• **The request**: Report each line of the data that includes the word "меро".
---
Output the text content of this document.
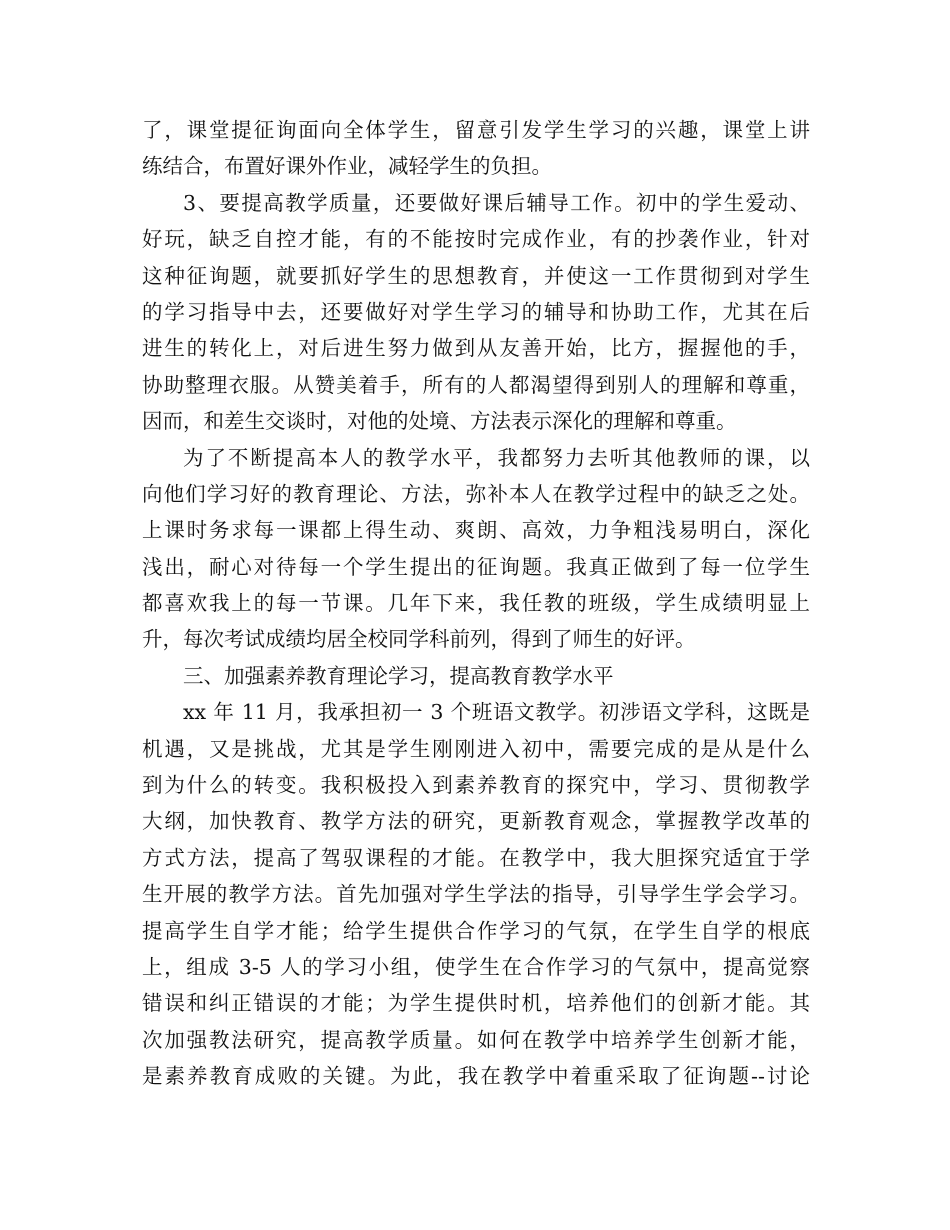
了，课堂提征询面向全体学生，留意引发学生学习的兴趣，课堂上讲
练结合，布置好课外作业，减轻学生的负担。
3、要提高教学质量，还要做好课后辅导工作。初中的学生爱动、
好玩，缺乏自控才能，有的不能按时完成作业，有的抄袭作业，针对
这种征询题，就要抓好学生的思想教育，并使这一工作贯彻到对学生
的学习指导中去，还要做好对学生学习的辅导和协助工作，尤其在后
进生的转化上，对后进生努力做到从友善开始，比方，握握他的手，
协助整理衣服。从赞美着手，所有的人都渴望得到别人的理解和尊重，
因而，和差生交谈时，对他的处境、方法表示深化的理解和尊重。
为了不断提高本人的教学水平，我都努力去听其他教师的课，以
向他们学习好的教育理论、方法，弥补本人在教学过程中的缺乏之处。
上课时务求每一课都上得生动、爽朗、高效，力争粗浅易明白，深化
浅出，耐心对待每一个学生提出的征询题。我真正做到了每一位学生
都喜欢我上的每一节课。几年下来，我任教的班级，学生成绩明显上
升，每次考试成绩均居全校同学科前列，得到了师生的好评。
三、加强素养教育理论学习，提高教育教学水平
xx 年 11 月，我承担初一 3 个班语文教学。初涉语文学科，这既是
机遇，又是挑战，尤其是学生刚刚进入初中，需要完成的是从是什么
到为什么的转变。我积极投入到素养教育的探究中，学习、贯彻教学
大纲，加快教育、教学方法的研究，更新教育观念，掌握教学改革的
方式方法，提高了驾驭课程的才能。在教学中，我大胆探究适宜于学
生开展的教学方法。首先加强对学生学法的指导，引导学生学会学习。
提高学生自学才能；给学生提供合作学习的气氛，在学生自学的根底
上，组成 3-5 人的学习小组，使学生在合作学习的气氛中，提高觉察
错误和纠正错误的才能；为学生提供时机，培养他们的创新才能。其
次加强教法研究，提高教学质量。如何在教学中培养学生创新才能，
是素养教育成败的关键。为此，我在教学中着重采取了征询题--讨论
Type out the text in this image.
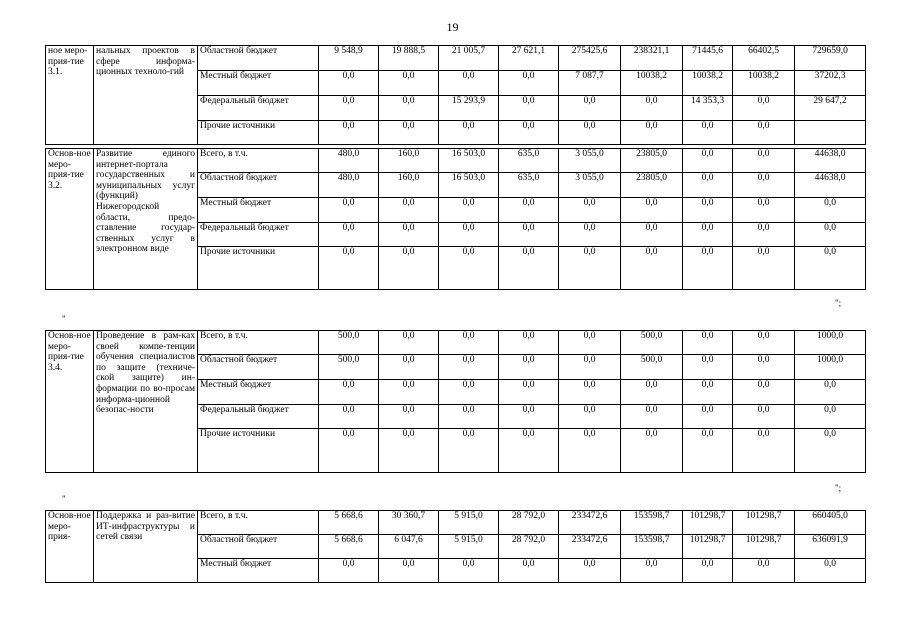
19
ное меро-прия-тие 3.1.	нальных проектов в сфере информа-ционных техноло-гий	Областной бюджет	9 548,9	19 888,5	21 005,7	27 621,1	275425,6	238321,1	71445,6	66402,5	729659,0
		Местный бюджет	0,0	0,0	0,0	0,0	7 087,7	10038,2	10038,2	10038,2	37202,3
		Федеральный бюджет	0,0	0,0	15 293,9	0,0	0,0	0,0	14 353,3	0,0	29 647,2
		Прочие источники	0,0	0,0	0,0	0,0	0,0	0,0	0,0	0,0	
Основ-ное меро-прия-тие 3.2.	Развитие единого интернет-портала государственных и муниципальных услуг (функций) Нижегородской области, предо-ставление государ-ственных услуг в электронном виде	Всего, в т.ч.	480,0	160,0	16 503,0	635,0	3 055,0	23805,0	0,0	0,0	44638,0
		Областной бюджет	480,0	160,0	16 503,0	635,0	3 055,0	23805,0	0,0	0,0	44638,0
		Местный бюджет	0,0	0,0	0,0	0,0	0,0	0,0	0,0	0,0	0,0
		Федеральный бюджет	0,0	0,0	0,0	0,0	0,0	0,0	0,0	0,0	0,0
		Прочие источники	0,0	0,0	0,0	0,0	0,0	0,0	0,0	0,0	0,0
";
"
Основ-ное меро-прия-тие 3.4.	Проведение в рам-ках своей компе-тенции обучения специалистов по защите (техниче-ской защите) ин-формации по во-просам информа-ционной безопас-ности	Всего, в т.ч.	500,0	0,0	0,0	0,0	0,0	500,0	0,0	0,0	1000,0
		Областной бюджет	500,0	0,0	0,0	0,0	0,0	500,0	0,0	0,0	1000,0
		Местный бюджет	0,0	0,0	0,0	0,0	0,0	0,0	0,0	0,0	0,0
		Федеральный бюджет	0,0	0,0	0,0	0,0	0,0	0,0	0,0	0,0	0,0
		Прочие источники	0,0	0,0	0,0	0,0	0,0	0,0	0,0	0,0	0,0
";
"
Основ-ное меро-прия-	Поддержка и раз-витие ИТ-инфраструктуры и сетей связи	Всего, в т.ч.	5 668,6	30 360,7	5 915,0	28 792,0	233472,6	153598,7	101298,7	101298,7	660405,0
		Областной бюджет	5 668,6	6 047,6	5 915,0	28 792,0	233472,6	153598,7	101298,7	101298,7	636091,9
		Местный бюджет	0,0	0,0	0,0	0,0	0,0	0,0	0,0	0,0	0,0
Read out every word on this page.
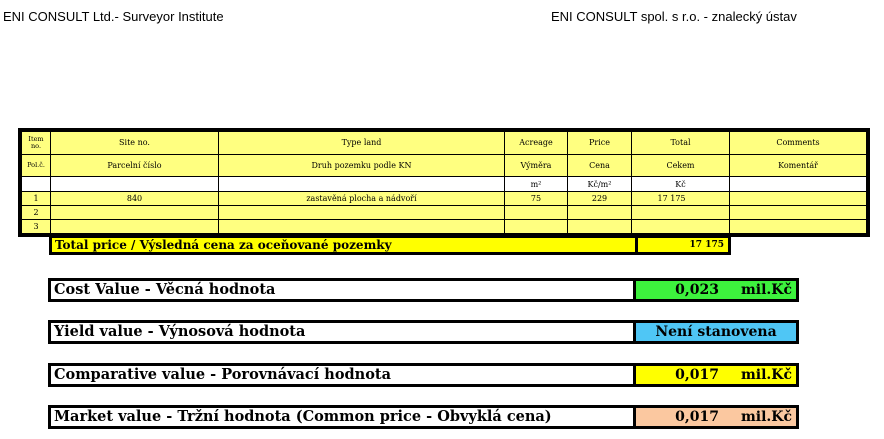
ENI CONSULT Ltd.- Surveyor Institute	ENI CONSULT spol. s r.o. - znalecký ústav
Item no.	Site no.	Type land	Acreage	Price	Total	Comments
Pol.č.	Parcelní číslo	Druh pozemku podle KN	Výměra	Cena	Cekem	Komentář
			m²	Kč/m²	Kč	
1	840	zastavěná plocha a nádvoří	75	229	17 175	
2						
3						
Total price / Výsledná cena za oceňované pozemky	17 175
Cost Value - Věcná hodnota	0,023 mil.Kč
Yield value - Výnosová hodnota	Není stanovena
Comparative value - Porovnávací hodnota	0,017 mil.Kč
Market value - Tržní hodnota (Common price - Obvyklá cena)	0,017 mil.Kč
---
• **Exercise result**:
ное меро-прия-тие 3.1.	нальных проектов в сфере информа-ционных техноло-гий	Областной бюджет	9 548,9	19 888,5	21 005,7	27 621,1	275425,6	238321,1	71445,6	66402,5	729659,0
Основ-ное меро-прия-тие 3.2.	Развитие единого интернет-портала государственных и муниципальных услуг (функций) Нижегородской области, предо-ставление государ-ственных услуг в электронном виде	Всего, в т.ч.	480,0	160,0	16 503,0	635,0	3 055,0	23805,0	0,0	0,0	44638,0
Основ-ное меро-прия-тие 3.4.	Проведение в рам-ках своей компе-тенции обучения специалистов по защите (техниче-ской защите) ин-формации по во-просам информа-ционной безопас-ности	Всего, в т.ч.	500,0	0,0	0,0	0,0	0,0	500,0	0,0	0,0	1000,0
Основ-ное меро-прия-	Поддержка и раз-витие ИТ-инфраструктуры и сетей связи	Всего, в т.ч.	5 668,6	30 360,7	5 915,0	28 792,0	233472,6	153598,7	101298,7	101298,7	660405,0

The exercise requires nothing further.